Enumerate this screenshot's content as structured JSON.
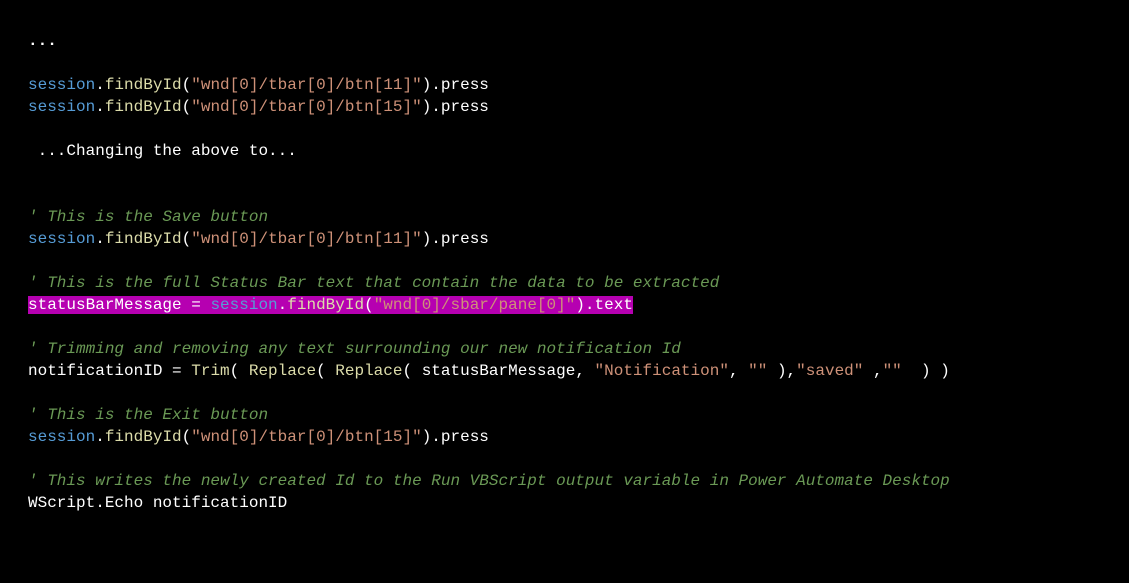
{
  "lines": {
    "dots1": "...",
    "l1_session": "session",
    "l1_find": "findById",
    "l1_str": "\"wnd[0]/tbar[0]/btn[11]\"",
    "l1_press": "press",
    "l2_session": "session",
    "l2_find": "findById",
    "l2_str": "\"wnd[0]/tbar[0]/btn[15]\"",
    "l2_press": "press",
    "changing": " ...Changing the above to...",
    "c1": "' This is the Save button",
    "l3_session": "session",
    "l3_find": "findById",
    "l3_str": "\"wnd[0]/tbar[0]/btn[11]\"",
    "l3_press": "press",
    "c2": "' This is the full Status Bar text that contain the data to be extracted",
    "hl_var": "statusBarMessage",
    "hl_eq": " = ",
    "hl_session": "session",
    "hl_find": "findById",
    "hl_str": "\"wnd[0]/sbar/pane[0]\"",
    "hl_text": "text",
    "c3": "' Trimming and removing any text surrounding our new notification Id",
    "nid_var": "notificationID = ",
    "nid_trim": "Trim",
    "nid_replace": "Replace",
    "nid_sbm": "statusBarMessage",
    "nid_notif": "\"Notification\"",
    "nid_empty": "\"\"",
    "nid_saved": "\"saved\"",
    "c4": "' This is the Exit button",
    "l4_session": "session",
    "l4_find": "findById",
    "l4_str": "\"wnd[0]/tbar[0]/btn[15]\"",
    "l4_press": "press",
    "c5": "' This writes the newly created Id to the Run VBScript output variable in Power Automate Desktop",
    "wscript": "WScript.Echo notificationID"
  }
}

···

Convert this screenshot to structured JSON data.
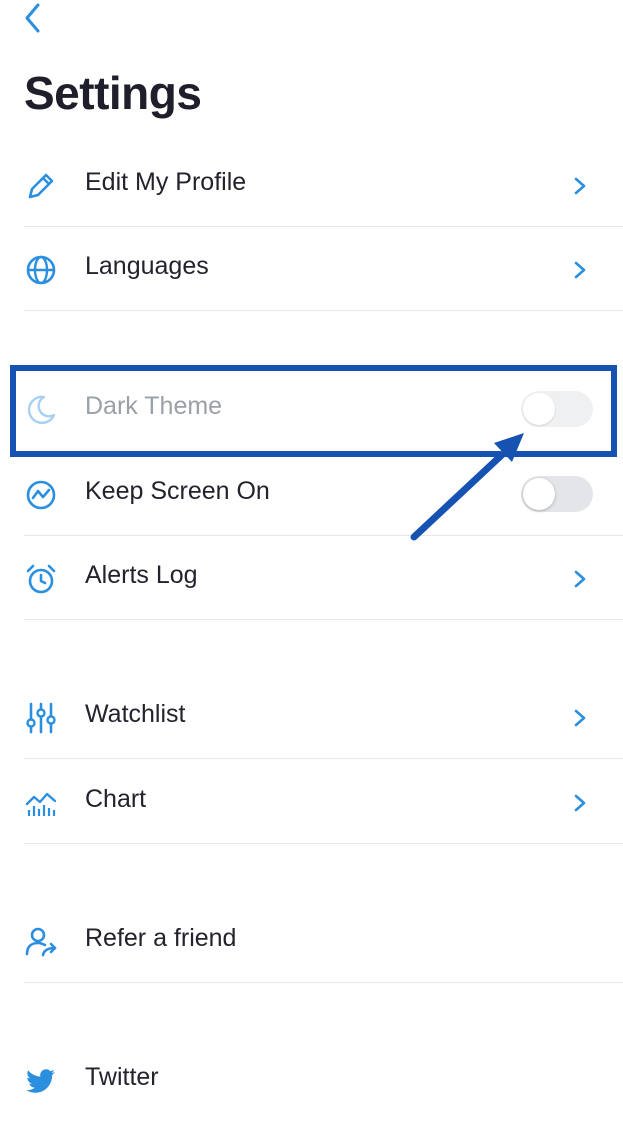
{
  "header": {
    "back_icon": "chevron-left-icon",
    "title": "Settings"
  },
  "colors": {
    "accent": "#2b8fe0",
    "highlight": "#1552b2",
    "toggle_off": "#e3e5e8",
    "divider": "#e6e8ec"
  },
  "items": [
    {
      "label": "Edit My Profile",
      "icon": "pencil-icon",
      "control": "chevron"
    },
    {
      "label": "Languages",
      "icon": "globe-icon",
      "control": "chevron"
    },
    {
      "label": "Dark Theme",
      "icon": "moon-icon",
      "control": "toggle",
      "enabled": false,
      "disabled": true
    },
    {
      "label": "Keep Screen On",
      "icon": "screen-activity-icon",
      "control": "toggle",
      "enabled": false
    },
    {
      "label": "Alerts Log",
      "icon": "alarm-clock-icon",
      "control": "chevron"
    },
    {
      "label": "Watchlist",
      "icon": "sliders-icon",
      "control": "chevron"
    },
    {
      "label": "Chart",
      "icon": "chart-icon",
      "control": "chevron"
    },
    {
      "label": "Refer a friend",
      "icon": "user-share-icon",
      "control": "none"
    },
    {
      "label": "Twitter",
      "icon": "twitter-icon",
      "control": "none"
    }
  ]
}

···

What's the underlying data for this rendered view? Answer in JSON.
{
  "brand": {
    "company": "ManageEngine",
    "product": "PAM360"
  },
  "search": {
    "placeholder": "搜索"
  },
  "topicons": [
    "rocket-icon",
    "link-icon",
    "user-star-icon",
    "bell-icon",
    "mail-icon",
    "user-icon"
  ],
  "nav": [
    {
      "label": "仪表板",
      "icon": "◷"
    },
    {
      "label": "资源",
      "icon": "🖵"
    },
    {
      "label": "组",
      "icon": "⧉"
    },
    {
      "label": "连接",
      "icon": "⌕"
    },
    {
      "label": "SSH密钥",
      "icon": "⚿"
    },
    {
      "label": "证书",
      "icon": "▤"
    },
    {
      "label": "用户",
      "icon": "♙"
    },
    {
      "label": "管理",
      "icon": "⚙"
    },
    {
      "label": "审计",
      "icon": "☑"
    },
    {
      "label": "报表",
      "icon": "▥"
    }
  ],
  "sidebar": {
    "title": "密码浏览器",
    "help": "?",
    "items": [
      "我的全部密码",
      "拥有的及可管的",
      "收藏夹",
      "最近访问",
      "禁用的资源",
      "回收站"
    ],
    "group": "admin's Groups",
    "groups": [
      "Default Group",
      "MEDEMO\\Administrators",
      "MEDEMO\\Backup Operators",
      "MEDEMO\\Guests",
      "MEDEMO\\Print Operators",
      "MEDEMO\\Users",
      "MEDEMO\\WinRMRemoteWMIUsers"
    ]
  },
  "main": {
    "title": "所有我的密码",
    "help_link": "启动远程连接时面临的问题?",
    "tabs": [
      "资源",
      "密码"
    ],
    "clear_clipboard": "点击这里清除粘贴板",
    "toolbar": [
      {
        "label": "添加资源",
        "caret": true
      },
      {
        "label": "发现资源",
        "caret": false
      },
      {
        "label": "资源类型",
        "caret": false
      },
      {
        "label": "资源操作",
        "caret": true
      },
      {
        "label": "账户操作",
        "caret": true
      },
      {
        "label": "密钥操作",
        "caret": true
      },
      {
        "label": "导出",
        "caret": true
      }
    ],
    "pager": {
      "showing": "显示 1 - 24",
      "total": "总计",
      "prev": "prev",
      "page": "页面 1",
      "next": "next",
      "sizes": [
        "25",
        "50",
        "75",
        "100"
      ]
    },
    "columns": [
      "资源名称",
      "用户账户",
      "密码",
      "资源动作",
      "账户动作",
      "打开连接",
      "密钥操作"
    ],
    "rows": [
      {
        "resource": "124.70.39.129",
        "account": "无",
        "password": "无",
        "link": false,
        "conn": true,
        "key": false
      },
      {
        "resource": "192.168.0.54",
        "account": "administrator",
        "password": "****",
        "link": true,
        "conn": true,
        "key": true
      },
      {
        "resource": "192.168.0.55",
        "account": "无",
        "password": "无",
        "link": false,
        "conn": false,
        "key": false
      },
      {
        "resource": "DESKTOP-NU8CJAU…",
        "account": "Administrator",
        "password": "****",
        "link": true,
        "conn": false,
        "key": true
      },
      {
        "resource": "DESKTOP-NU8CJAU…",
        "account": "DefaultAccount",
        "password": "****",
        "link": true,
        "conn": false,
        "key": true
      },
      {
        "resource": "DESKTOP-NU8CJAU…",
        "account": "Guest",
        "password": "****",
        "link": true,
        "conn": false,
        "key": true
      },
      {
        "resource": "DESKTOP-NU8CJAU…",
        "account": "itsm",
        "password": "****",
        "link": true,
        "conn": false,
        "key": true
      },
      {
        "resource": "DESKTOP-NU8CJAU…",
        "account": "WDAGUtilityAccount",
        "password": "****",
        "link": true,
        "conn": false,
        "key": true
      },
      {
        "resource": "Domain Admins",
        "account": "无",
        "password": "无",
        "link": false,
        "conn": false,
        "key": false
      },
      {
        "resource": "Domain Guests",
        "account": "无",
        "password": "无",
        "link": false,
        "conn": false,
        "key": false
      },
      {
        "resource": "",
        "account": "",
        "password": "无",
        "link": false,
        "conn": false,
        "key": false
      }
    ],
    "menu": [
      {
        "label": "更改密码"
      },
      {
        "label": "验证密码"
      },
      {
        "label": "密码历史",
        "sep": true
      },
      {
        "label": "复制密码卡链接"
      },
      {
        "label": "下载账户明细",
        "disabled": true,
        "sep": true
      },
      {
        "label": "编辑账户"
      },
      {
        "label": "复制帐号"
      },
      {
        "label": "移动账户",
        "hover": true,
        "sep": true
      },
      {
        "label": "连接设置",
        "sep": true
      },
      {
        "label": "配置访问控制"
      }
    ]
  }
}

···

SET PROBLEM >>
Find how many lines of the material carry the string "statusBarMessage". Only the number should be in the answer.

WRITTEN SOLUTION >>
2